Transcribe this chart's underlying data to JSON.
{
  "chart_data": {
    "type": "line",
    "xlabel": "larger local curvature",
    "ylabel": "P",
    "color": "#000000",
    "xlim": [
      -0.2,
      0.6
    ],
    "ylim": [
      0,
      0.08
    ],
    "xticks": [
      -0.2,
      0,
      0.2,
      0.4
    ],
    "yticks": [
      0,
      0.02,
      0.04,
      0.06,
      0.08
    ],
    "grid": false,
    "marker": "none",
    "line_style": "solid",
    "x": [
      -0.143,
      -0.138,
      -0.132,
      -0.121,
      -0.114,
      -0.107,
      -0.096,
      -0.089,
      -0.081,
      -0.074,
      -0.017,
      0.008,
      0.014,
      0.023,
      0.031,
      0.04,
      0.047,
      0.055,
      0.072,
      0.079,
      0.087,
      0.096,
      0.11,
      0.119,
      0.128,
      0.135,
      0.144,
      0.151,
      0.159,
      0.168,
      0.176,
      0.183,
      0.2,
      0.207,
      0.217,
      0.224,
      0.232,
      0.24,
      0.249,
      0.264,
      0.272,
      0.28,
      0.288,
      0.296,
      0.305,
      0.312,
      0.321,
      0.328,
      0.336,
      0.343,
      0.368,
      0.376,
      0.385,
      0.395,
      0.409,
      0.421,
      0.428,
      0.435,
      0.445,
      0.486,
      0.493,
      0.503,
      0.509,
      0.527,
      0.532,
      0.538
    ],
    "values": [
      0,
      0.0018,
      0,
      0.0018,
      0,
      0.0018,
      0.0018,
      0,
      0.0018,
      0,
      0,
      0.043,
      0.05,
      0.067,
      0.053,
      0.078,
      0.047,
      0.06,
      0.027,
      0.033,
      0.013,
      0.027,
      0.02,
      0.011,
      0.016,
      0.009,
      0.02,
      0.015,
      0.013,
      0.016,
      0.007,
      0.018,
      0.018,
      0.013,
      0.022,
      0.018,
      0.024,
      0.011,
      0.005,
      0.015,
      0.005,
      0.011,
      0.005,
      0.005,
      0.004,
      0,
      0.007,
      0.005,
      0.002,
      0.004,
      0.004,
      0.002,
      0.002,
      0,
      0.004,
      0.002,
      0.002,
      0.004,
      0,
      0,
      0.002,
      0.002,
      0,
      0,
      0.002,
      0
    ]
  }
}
****************
Using the data above, repeat every line exactly.

Transcribe this chart's underlying data to JSON.
{
  "chart_data": {
    "type": "line",
    "xlabel": "larger local curvature",
    "ylabel": "P",
    "color": "#000000",
    "xlim": [
      -0.2,
      0.6
    ],
    "ylim": [
      0,
      0.08
    ],
    "xticks": [
      -0.2,
      0,
      0.2,
      0.4
    ],
    "yticks": [
      0,
      0.02,
      0.04,
      0.06,
      0.08
    ],
    "grid": false,
    "marker": "none",
    "line_style": "solid",
    "x": [
      -0.143,
      -0.138,
      -0.132,
      -0.121,
      -0.114,
      -0.107,
      -0.096,
      -0.089,
      -0.081,
      -0.074,
      -0.017,
      0.008,
      0.014,
      0.023,
      0.031,
      0.04,
      0.047,
      0.055,
      0.072,
      0.079,
      0.087,
      0.096,
      0.11,
      0.119,
      0.128,
      0.135,
      0.144,
      0.151,
      0.159,
      0.168,
      0.176,
      0.183,
      0.2,
      0.207,
      0.217,
      0.224,
      0.232,
      0.24,
      0.249,
      0.264,
      0.272,
      0.28,
      0.288,
      0.296,
      0.305,
      0.312,
      0.321,
      0.328,
      0.336,
      0.343,
      0.368,
      0.376,
      0.385,
      0.395,
      0.409,
      0.421,
      0.428,
      0.435,
      0.445,
      0.486,
      0.493,
      0.503,
      0.509,
      0.527,
      0.532,
      0.538
    ],
    "values": [
      0,
      0.0018,
      0,
      0.0018,
      0,
      0.0018,
      0.0018,
      0,
      0.0018,
      0,
      0,
      0.043,
      0.05,
      0.067,
      0.053,
      0.078,
      0.047,
      0.06,
      0.027,
      0.033,
      0.013,
      0.027,
      0.02,
      0.011,
      0.016,
      0.009,
      0.02,
      0.015,
      0.013,
      0.016,
      0.007,
      0.018,
      0.018,
      0.013,
      0.022,
      0.018,
      0.024,
      0.011,
      0.005,
      0.015,
      0.005,
      0.011,
      0.005,
      0.005,
      0.004,
      0,
      0.007,
      0.005,
      0.002,
      0.004,
      0.004,
      0.002,
      0.002,
      0,
      0.004,
      0.002,
      0.002,
      0.004,
      0,
      0,
      0.002,
      0.002,
      0,
      0,
      0.002,
      0
    ]
  }
}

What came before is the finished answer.